Exercise goal
Pick out every line in the data below that holds "JSON".

Supplied records
===============

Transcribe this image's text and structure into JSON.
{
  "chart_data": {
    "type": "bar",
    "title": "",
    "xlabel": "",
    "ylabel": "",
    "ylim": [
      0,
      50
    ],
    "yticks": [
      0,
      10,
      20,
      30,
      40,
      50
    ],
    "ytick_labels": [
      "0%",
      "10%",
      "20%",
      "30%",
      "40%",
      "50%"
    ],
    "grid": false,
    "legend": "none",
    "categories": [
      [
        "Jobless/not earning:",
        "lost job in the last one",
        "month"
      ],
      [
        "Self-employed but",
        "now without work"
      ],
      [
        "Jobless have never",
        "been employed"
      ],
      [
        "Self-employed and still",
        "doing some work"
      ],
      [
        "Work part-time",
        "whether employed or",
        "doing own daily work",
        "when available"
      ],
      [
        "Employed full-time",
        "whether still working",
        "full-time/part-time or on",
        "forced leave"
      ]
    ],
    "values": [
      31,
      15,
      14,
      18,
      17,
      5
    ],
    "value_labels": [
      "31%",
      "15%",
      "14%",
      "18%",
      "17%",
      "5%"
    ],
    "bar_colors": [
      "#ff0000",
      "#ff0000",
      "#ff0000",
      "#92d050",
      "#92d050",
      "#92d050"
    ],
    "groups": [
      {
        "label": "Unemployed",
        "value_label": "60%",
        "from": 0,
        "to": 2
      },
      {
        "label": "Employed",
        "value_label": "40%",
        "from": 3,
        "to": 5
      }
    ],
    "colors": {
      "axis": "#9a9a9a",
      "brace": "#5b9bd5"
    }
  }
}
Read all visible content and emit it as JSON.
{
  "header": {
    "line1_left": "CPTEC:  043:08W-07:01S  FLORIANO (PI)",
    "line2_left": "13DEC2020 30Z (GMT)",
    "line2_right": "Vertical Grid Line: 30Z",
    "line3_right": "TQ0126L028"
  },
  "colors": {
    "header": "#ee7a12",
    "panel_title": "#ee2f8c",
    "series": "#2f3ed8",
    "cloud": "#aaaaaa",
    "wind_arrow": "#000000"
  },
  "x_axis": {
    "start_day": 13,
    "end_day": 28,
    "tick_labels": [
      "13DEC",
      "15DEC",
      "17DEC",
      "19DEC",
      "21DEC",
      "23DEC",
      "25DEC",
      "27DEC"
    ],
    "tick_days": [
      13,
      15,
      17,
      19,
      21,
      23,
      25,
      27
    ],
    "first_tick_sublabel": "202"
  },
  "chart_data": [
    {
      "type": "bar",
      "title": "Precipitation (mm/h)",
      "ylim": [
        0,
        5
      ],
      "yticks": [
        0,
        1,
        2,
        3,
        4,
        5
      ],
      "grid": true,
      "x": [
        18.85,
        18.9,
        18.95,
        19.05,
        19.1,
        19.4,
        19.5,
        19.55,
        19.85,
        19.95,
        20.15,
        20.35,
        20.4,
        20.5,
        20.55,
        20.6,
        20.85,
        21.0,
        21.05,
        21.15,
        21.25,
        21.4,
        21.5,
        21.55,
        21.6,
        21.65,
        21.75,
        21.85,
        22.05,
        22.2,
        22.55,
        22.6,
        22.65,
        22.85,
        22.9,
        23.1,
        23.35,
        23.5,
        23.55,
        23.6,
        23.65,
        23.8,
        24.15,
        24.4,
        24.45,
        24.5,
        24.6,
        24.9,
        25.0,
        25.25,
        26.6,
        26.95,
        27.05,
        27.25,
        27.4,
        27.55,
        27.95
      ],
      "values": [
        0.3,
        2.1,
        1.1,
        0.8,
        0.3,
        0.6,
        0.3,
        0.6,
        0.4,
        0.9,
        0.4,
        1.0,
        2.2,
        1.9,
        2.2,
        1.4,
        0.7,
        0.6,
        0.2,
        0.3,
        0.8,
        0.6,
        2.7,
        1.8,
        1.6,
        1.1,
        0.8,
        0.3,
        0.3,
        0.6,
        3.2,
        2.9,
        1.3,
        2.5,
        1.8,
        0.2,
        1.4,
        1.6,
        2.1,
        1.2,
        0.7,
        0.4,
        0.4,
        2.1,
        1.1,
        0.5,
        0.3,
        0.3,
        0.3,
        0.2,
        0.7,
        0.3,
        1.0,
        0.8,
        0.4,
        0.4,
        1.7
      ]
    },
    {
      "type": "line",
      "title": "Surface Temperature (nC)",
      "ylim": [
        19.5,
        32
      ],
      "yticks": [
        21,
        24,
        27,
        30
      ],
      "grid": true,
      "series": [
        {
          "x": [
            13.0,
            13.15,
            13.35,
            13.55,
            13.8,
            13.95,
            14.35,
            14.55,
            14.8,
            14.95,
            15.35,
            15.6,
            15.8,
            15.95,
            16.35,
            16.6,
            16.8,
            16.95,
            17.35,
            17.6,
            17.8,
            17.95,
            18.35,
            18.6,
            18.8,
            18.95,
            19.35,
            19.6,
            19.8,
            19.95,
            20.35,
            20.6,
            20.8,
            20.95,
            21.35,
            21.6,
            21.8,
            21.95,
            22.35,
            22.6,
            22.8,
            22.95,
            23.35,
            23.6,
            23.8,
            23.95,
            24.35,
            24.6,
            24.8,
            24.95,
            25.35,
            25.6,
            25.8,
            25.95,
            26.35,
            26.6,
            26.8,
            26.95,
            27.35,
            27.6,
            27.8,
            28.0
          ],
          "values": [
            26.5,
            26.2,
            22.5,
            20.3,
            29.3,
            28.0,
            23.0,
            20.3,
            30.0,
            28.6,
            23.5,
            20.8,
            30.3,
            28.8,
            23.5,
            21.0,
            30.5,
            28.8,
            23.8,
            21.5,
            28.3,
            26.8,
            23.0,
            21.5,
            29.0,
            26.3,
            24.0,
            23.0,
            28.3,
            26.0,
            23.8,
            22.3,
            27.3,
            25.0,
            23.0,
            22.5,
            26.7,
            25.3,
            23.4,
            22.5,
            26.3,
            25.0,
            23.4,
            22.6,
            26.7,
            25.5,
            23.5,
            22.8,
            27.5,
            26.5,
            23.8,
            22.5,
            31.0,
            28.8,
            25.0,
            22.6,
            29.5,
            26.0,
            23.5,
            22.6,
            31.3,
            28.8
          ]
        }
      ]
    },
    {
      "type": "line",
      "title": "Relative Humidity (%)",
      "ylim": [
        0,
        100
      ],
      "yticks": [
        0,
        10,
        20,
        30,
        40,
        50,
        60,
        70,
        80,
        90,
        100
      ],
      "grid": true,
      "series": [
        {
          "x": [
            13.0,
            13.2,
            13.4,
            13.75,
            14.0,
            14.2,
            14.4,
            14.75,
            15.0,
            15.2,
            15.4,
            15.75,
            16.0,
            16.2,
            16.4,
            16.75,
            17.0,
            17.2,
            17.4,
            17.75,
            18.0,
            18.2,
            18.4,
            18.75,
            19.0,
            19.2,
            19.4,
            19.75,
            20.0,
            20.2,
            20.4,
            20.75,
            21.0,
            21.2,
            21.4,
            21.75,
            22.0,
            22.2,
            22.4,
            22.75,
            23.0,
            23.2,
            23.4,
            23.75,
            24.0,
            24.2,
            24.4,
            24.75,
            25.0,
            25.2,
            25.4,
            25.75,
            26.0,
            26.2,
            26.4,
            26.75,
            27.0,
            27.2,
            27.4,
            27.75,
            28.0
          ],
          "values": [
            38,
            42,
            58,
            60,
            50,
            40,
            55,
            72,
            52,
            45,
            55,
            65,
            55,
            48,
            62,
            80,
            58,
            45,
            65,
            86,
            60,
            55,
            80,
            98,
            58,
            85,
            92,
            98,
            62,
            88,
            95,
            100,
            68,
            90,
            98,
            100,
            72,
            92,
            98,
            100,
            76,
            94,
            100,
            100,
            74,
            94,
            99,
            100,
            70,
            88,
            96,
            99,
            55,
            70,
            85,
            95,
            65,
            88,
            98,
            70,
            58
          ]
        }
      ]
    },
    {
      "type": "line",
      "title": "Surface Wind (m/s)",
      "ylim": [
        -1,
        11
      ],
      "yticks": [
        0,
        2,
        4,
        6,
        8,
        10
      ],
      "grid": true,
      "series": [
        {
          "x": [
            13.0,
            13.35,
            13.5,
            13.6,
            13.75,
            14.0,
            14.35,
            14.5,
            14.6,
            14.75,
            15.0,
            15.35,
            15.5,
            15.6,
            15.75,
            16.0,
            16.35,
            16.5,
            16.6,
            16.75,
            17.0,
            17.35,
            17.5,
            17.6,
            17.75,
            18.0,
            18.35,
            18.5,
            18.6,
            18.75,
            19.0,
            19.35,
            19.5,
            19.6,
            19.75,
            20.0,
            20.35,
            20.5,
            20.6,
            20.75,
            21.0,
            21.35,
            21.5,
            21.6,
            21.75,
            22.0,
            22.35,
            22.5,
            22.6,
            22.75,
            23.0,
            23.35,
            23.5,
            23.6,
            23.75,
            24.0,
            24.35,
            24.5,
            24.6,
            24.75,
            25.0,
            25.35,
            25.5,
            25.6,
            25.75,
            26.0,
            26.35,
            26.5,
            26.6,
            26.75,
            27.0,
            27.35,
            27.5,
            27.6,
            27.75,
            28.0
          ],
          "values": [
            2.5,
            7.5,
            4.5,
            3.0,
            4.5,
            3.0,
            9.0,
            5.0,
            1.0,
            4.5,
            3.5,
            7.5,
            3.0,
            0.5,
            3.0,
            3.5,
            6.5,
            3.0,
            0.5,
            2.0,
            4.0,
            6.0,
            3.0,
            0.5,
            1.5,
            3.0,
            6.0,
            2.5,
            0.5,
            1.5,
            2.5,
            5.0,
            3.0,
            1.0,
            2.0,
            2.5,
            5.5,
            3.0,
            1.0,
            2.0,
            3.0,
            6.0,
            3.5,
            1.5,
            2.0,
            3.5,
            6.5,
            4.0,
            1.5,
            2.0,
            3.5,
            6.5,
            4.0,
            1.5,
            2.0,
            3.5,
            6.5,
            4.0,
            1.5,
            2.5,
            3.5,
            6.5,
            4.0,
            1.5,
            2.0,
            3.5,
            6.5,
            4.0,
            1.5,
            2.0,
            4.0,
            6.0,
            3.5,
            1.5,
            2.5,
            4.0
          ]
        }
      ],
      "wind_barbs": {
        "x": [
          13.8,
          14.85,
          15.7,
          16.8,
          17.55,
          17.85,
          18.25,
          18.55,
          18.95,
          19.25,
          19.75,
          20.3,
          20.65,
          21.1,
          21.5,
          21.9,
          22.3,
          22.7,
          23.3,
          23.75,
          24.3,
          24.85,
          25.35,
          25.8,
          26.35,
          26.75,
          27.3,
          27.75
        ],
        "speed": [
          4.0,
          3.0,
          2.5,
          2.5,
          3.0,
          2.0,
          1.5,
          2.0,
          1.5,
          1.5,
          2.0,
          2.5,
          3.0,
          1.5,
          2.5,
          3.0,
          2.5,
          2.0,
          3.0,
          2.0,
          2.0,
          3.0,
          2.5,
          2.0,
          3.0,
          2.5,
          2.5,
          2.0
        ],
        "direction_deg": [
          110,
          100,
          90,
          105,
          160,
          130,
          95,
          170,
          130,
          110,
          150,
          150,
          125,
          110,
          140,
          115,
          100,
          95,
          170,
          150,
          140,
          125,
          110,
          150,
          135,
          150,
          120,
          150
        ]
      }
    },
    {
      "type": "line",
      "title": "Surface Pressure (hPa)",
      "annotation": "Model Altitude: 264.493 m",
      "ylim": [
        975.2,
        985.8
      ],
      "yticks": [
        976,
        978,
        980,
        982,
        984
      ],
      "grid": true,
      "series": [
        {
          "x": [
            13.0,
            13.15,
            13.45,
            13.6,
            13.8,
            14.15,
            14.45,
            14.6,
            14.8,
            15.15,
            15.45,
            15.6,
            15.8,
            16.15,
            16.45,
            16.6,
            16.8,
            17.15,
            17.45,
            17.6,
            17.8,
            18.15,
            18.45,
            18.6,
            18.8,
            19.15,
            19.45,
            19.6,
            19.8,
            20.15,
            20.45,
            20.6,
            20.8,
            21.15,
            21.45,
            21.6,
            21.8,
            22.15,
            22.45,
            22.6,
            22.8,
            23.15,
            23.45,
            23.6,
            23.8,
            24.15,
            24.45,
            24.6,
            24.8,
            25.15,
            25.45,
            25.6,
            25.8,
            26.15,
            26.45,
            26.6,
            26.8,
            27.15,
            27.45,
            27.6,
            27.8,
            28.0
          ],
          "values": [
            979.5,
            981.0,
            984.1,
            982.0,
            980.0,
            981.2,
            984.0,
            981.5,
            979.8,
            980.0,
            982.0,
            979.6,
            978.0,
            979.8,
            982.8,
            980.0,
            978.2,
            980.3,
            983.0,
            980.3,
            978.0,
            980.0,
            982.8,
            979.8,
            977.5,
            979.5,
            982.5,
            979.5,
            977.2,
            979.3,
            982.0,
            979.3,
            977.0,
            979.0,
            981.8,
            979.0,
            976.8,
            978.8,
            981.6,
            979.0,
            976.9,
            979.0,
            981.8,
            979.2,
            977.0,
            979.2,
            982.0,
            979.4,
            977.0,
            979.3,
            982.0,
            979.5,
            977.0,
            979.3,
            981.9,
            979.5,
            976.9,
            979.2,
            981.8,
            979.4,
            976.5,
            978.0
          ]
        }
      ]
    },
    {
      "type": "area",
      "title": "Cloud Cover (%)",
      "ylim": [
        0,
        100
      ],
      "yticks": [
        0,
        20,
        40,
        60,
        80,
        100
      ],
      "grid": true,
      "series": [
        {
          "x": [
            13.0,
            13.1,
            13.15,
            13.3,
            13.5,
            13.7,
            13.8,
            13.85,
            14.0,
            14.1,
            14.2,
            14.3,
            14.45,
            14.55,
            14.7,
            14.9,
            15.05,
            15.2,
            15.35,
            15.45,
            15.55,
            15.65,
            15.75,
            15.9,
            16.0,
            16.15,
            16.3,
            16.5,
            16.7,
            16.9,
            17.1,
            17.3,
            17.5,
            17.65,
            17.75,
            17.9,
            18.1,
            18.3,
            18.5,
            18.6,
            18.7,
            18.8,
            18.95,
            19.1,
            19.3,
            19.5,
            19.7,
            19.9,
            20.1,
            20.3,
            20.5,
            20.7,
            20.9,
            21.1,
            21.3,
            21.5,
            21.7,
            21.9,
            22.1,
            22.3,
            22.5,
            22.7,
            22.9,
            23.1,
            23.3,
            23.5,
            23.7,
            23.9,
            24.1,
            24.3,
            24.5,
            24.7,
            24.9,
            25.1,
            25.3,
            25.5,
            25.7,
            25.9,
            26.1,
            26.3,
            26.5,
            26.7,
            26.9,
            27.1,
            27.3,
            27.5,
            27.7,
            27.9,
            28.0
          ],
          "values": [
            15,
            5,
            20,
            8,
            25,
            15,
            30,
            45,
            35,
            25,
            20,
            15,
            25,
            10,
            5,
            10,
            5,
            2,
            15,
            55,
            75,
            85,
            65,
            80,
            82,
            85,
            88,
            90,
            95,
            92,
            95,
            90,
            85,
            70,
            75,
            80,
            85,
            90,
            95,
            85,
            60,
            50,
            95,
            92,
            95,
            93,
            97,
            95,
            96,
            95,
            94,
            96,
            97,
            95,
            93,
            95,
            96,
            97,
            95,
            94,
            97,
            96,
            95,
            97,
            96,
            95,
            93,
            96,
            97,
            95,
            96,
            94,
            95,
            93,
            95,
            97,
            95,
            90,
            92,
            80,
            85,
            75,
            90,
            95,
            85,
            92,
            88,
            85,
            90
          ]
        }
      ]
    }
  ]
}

===============

Answer for the task
Transcribe this image's text and structure into JSON.
Read all visible content and emit it as JSON.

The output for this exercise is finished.